- **Extracted text**
—————

Addressing McCullam, he told the lab worker: "It was her dreadful misfortune to become involved in a relationship with you."
Megan Newborough's father, Anthony Newborough, wept in a court victim impact statement as he said the family had lost their "beautiful treasured daughter Megan, in such horrific circumstances".
He added: "We are a large and close family who have been ripped apart by one evil human being."
"It is like a horror film, but it is a true story, Megan's story, our story," he said.
"These events have caused us so much pain and anguish we struggle that Megan, in her last moments, would have been so frightened.
"She was loved by so many and touched so many lives for those she met and left a great gaping hole that can never be filled.
"She was our princess and the defendant with his evil hands, his strength, together with his evil mind has taken her away from us forever."
Claire Newborough, Miss Newborough's older sister, said McCullam had made a choice, by running murder to trial, that had put the family through "seven weeks of hell", despite him having launched an "horrific and barbaric" attack on her sibling.
Although the judge did not sentence McCullam on the grounds he had tried to cut off Miss Newborough's head, her family were sure it is what her co-worker had intended, with seven separate injuries to her neck.

—————

- **Set problem**
Continue the news report on the sentencing for Megan Newborough's murder, starting after its last sentence.

—————

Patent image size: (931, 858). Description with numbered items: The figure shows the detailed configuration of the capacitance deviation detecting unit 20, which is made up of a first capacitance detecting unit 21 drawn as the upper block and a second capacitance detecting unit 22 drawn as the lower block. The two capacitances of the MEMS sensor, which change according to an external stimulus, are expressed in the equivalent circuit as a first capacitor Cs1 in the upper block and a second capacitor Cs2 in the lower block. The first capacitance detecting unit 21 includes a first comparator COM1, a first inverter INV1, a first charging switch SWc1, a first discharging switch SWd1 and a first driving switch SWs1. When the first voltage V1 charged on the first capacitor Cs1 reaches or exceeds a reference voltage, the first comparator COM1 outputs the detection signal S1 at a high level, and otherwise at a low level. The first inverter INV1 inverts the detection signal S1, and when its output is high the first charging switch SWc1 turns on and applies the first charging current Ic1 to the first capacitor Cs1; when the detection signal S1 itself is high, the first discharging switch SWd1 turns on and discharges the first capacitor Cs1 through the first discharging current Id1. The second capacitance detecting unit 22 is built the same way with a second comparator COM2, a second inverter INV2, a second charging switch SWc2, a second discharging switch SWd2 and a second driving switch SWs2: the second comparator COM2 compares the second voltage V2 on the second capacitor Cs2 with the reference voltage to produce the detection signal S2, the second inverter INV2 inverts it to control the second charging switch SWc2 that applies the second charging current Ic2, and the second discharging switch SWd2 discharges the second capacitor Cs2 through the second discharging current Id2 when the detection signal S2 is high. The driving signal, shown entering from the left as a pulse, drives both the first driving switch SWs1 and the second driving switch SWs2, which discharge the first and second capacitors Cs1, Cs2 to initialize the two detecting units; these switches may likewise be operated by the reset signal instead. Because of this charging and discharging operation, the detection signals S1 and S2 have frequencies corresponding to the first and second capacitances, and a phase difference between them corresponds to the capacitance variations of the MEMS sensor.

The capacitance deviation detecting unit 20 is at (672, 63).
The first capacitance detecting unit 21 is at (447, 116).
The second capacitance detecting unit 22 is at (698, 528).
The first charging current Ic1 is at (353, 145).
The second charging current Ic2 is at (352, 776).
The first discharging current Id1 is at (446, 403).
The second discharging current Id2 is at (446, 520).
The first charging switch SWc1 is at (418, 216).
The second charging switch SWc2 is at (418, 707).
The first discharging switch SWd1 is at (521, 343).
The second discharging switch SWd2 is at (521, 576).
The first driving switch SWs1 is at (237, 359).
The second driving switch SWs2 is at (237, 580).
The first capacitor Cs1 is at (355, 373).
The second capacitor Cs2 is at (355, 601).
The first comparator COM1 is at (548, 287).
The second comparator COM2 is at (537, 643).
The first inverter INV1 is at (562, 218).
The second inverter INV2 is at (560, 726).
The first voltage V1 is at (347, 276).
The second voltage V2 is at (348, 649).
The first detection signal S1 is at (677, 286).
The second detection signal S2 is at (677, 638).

—————

- **In response**
Miss Newborough's sibling added: "We fully believe the defendant tried to decapitate Megan, this brutalisation of my sister's body is something we will never be able to come to terms with."
In her victim impact statement read to court, Miss Newborough's older sibling added that having been subjected to a "terrifying" and unprovoked attack, McCullam heaped fresh "suffering" on his victim.
"She was cruelly dumped, topless, in a cold, dark field, where the defendant thought she would never be found," she said.
"The thing Megan hated most was feeling cold, and as her big sister, the very thought of her so cold and alone for all those hours, has destroyed me."
Turning to McCullam, who was sitting crying to himself in the dock a few short yards across the courtroom Claire Newborough described him as the very "definition" of a "monster".
"The definition of a monster is cruel, frightening and evil - and it is to my relief the defendant has been recognised as a monster," she said.
"You are an unpredictable menace, a danger to women, obsessed with serial killers," adding he also seemed obsessed with his own notoriety.